Objective =>
Reproduce each line verbatim, beginning at the line that contains "intro-text: Access the" and stopping after the line that contains "printing-preferences-dialog: C10 Card".

+ + + + + + +

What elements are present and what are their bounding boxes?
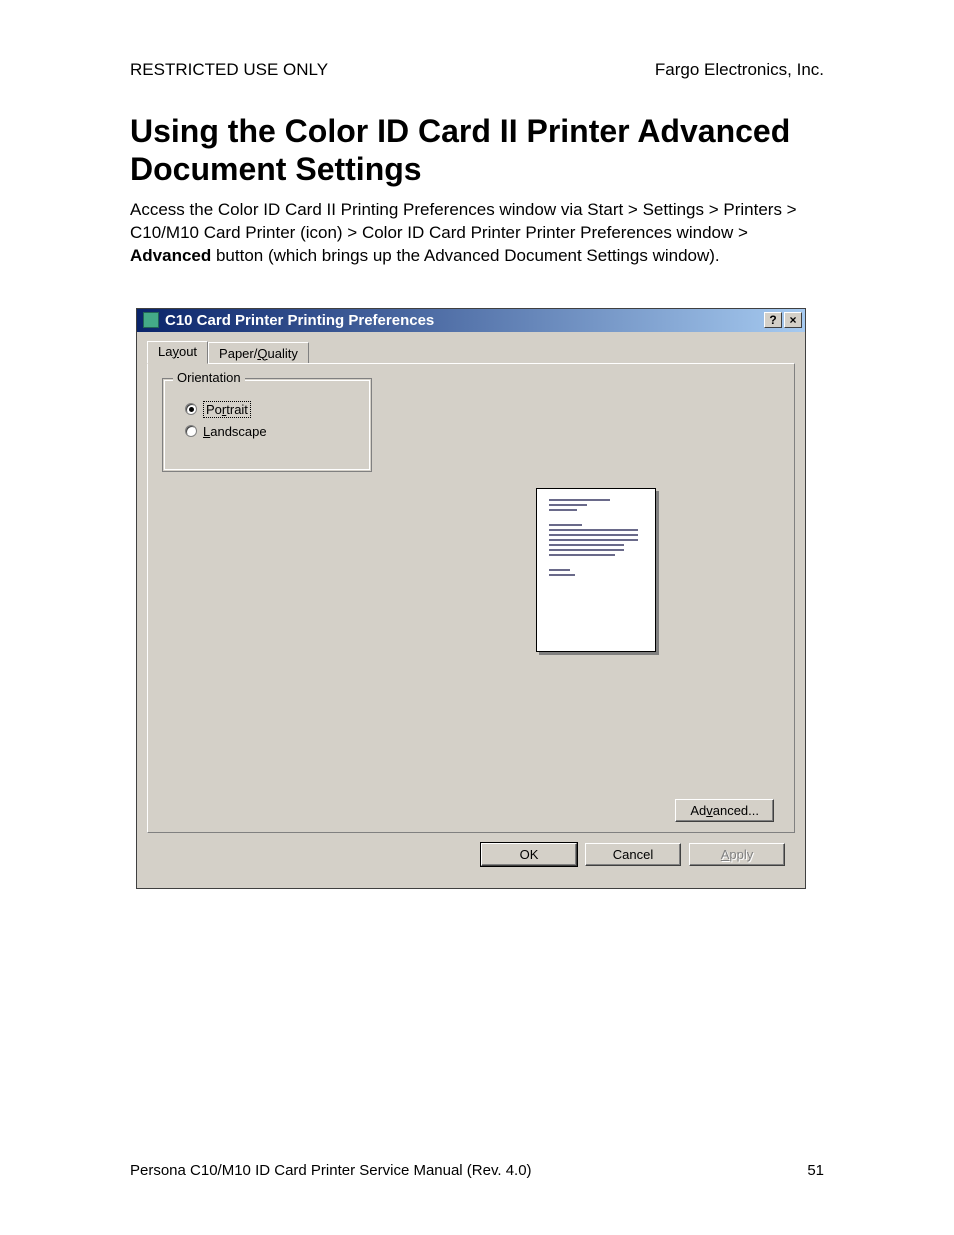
intro-text: Access the Color ID Card II Printing Pre… — [130, 199, 824, 268]
cancel-button[interactable]: Cancel — [585, 843, 681, 866]
tab-strip: Layout Paper/Quality — [147, 342, 795, 364]
apply-button[interactable]: Apply — [689, 843, 785, 866]
radio-landscape-indicator — [185, 425, 197, 437]
tab-panel-layout: Orientation Portrait Landscape — [147, 363, 795, 833]
ok-button[interactable]: OK — [481, 843, 577, 866]
page-preview-icon — [536, 488, 656, 652]
header-left: RESTRICTED USE ONLY — [130, 60, 328, 80]
page-title: Using the Color ID Card II Printer Advan… — [130, 112, 824, 189]
dialog-title: C10 Card Printer Printing Preferences — [165, 312, 434, 329]
orientation-legend: Orientation — [173, 370, 245, 385]
radio-landscape[interactable]: Landscape — [185, 424, 357, 439]
titlebar: C10 Card Printer Printing Preferences ? … — [137, 309, 805, 332]
intro-part2: button (which brings up the Advanced Doc… — [211, 246, 719, 265]
printing-preferences-dialog: C10 Card Printer Printing Preferences ? … — [136, 308, 806, 889]
printer-icon — [143, 312, 159, 328]
tab-paper-quality[interactable]: Paper/Quality — [208, 342, 309, 364]
page-number: 51 — [807, 1162, 824, 1179]
footer-text: Persona C10/M10 ID Card Printer Service … — [130, 1162, 532, 1179]
orientation-group: Orientation Portrait Landscape — [162, 378, 372, 472]
radio-portrait-indicator — [185, 403, 197, 415]
intro-part1: Access the Color ID Card II Printing Pre… — [130, 200, 797, 242]
close-button[interactable]: × — [784, 312, 802, 328]
header-right: Fargo Electronics, Inc. — [655, 60, 824, 80]
advanced-button[interactable]: Advanced... — [675, 799, 774, 822]
tab-layout[interactable]: Layout — [147, 341, 208, 364]
radio-portrait[interactable]: Portrait — [185, 401, 357, 418]
help-button[interactable]: ? — [764, 312, 782, 328]
page-preview-area — [386, 378, 780, 472]
radio-landscape-label: Landscape — [203, 424, 267, 439]
intro-bold: Advanced — [130, 246, 211, 265]
radio-portrait-label: Portrait — [203, 401, 251, 418]
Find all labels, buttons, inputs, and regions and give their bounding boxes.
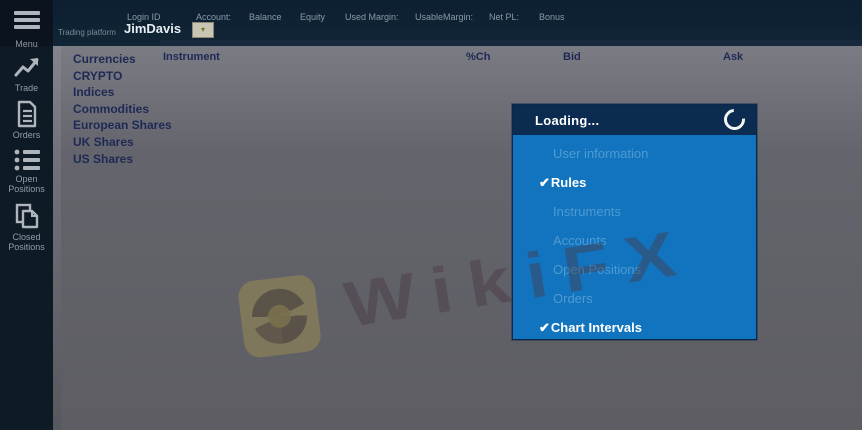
menu-button[interactable]: Menu bbox=[0, 0, 53, 49]
category-uk-shares[interactable]: UK Shares bbox=[73, 134, 172, 151]
documents-icon bbox=[15, 203, 38, 229]
sidebar-item-label: Closed Positions bbox=[8, 232, 45, 252]
loading-dialog-title: Loading... bbox=[535, 112, 600, 128]
equity-label: Equity bbox=[300, 12, 326, 22]
chart-line-icon bbox=[14, 58, 38, 77]
category-list: Currencies CRYPTO Indices Commodities Eu… bbox=[73, 51, 172, 167]
check-icon: ✔ bbox=[539, 175, 550, 190]
topbar-divider bbox=[160, 40, 862, 46]
loading-step-label: Rules bbox=[550, 175, 587, 190]
sidebar-item-open-positions[interactable]: Open Positions bbox=[0, 148, 53, 194]
loading-step-label: User information bbox=[553, 146, 649, 161]
loading-step-instruments: Instruments bbox=[513, 197, 756, 226]
hamburger-icon bbox=[13, 8, 40, 32]
loading-step-orders: Orders bbox=[513, 284, 756, 313]
loading-step-label: Accounts bbox=[553, 233, 607, 248]
menu-button-label: Menu bbox=[15, 39, 38, 49]
sidebar-item-label: Open Positions bbox=[8, 174, 45, 194]
category-currencies[interactable]: Currencies bbox=[73, 51, 172, 68]
used-margin-label: Used Margin: bbox=[345, 12, 399, 22]
list-icon bbox=[14, 149, 40, 171]
loading-step-label: Orders bbox=[553, 291, 593, 306]
sidebar: Trade Orders Open Positions Closed Posit… bbox=[0, 46, 53, 430]
login-id-value: JimDavis bbox=[124, 21, 182, 36]
loading-dialog-body: User information ✔Rules Instruments Acco… bbox=[513, 135, 756, 339]
panel-edge bbox=[53, 46, 61, 430]
account-label: Account: bbox=[196, 12, 232, 22]
category-indices[interactable]: Indices bbox=[73, 84, 172, 101]
loading-step-label: Chart Intervals bbox=[550, 320, 642, 335]
loading-step-label: Instruments bbox=[553, 204, 621, 219]
sidebar-item-trade[interactable]: Trade bbox=[0, 55, 53, 93]
balance-label: Balance bbox=[249, 12, 282, 22]
trading-platform-screen: Menu Trading platform Login ID JimDavis … bbox=[0, 0, 862, 430]
loading-step-user-information: User information bbox=[513, 139, 756, 168]
usable-margin-label: UsableMargin: bbox=[415, 12, 474, 22]
sidebar-item-closed-positions[interactable]: Closed Positions bbox=[0, 202, 53, 252]
chevron-down-icon: ▾ bbox=[200, 25, 205, 34]
sidebar-item-orders[interactable]: Orders bbox=[0, 100, 53, 140]
loading-step-open-positions: Open Positions bbox=[513, 255, 756, 284]
column-header-pch: %Ch bbox=[466, 51, 491, 63]
bonus-label: Bonus bbox=[539, 12, 565, 22]
loading-step-label: Open Positions bbox=[553, 262, 642, 277]
category-commodities[interactable]: Commodities bbox=[73, 101, 172, 118]
check-icon: ✔ bbox=[539, 320, 550, 335]
watchlist-panel: Instrument %Ch Bid Ask Currencies CRYPTO… bbox=[53, 46, 862, 430]
account-select[interactable]: ▾ bbox=[192, 22, 214, 38]
category-us-shares[interactable]: US Shares bbox=[73, 151, 172, 168]
loading-dialog: Loading... User information ✔Rules Instr… bbox=[512, 104, 757, 340]
loading-step-chart-intervals: ✔Chart Intervals bbox=[513, 313, 756, 342]
net-pl-label: Net PL: bbox=[489, 12, 520, 22]
loading-step-rules: ✔Rules bbox=[513, 168, 756, 197]
column-header-bid: Bid bbox=[563, 51, 581, 63]
topbar: Menu Trading platform Login ID JimDavis … bbox=[0, 0, 862, 49]
loading-dialog-header: Loading... bbox=[513, 104, 756, 135]
document-icon bbox=[17, 100, 36, 128]
column-header-ask: Ask bbox=[723, 51, 744, 63]
sidebar-item-label: Trade bbox=[14, 83, 39, 93]
spinner-icon bbox=[719, 104, 750, 135]
loading-step-accounts: Accounts bbox=[513, 226, 756, 255]
platform-name: Trading platform bbox=[58, 28, 116, 37]
category-crypto[interactable]: CRYPTO bbox=[73, 68, 172, 85]
sidebar-item-label: Orders bbox=[12, 130, 41, 140]
category-european-shares[interactable]: European Shares bbox=[73, 117, 172, 134]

+ + + + + + +

Response =>
intro-text: Access the Color ID Card II Printing Pre… — [130, 199, 824, 268]
cancel-button[interactable]: Cancel — [585, 843, 681, 866]
tab-strip: Layout Paper/Quality — [147, 342, 795, 364]
apply-button[interactable]: Apply — [689, 843, 785, 866]
radio-landscape-indicator — [185, 425, 197, 437]
tab-panel-layout: Orientation Portrait Landscape — [147, 363, 795, 833]
ok-button[interactable]: OK — [481, 843, 577, 866]
page-preview-icon — [536, 488, 656, 652]
header-left: RESTRICTED USE ONLY — [130, 60, 328, 80]
page-title: Using the Color ID Card II Printer Advan… — [130, 112, 824, 189]
dialog-title: C10 Card Printer Printing Preferences — [165, 312, 434, 329]
orientation-legend: Orientation — [173, 370, 245, 385]
radio-landscape[interactable]: Landscape — [185, 424, 357, 439]
titlebar: C10 Card Printer Printing Preferences ? … — [137, 309, 805, 332]
intro-part2: button (which brings up the Advanced Doc… — [211, 246, 719, 265]
printing-preferences-dialog: C10 Card Printer Printing Preferences ? … — [136, 308, 806, 889]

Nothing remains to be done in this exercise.